*Exercise brief*:
Look for "approprié" in each line of the entries, and return the matching lines.

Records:
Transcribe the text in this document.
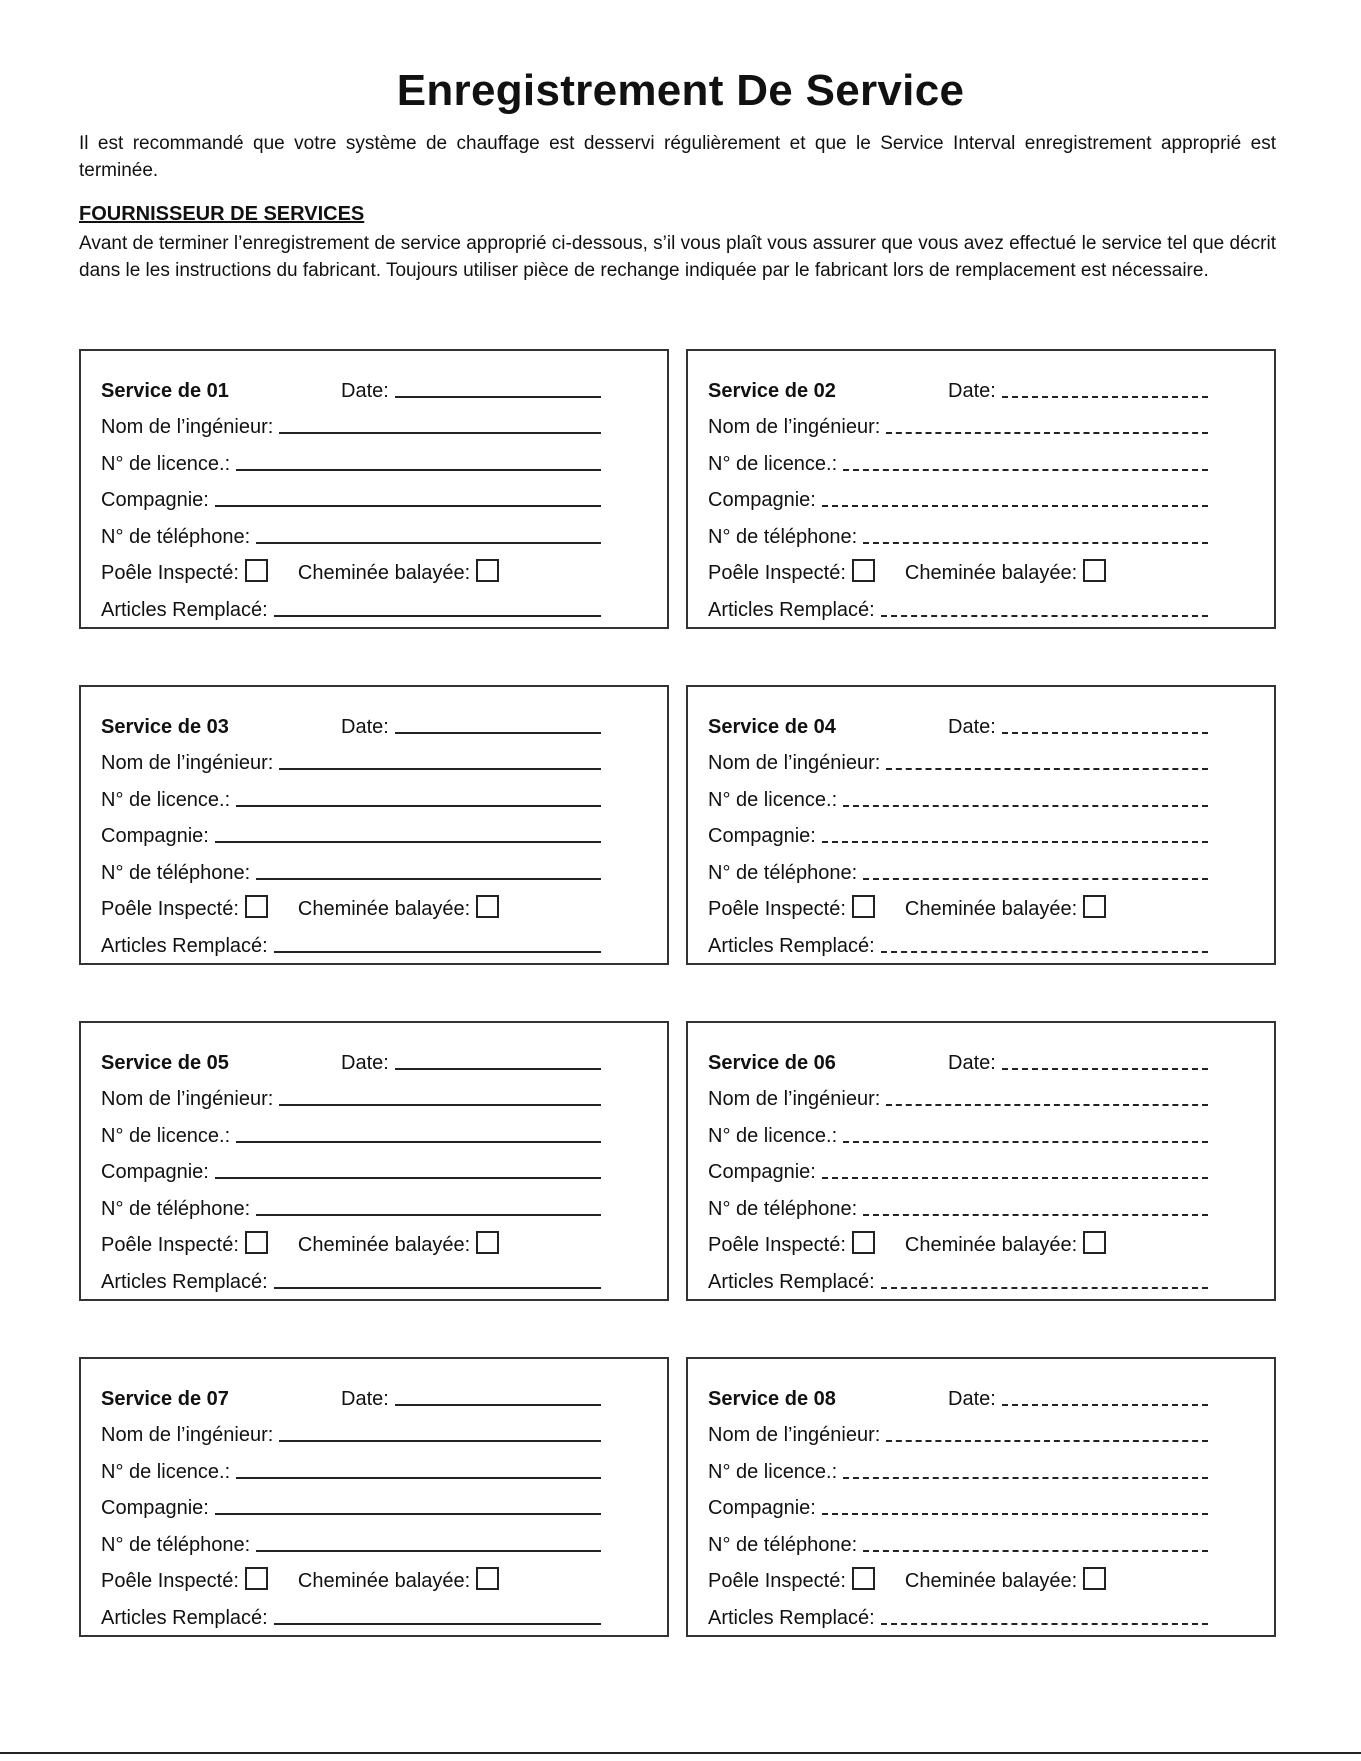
Enregistrement De Service

Il est recommandé que votre système de chauffage est desservi régulièrement et que le Service Interval enregistrement approprié est terminée.

FOURNISSEUR DE SERVICES

Avant de terminer l’enregistrement de service approprié ci-dessous, s’il vous plaît vous assurer que vous avez effectué le service tel que décrit dans le les instructions du fabricant. Toujours utiliser pièce de rechange indiquée par le fabricant lors de remplacement est nécessaire.

Service de 01	Date:
Nom de l’ingénieur:
N° de licence.:
Compagnie:
N° de téléphone:
Poêle Inspecté:	Cheminée balayée:
Articles Remplacé:
Service de 02	Date:
Nom de l’ingénieur:
N° de licence.:
Compagnie:
N° de téléphone:
Poêle Inspecté:	Cheminée balayée:
Articles Remplacé:
Service de 03	Date:
Nom de l’ingénieur:
N° de licence.:
Compagnie:
N° de téléphone:
Poêle Inspecté:	Cheminée balayée:
Articles Remplacé:
Service de 04	Date:
Nom de l’ingénieur:
N° de licence.:
Compagnie:
N° de téléphone:
Poêle Inspecté:	Cheminée balayée:
Articles Remplacé:
Service de 05	Date:
Nom de l’ingénieur:
N° de licence.:
Compagnie:
N° de téléphone:
Poêle Inspecté:	Cheminée balayée:
Articles Remplacé:
Service de 06	Date:
Nom de l’ingénieur:
N° de licence.:
Compagnie:
N° de téléphone:
Poêle Inspecté:	Cheminée balayée:
Articles Remplacé:
Service de 07	Date:
Nom de l’ingénieur:
N° de licence.:
Compagnie:
N° de téléphone:
Poêle Inspecté:	Cheminée balayée:
Articles Remplacé:
Service de 08	Date:
Nom de l’ingénieur:
N° de licence.:
Compagnie:
N° de téléphone:
Poêle Inspecté:	Cheminée balayée:
Articles Remplacé:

*Task output*:
Il est recommandé que votre système de chauffage est desservi régulièrement et que le Service Interval enregistrement approprié est terminée.
Avant de terminer l’enregistrement de service approprié ci-dessous, s’il vous plaît vous assurer que vous avez effectué le service tel que décrit dans le les instructions du fabricant. Toujours utiliser pièce de rechange indiquée par le fabricant lors de remplacement est nécessaire.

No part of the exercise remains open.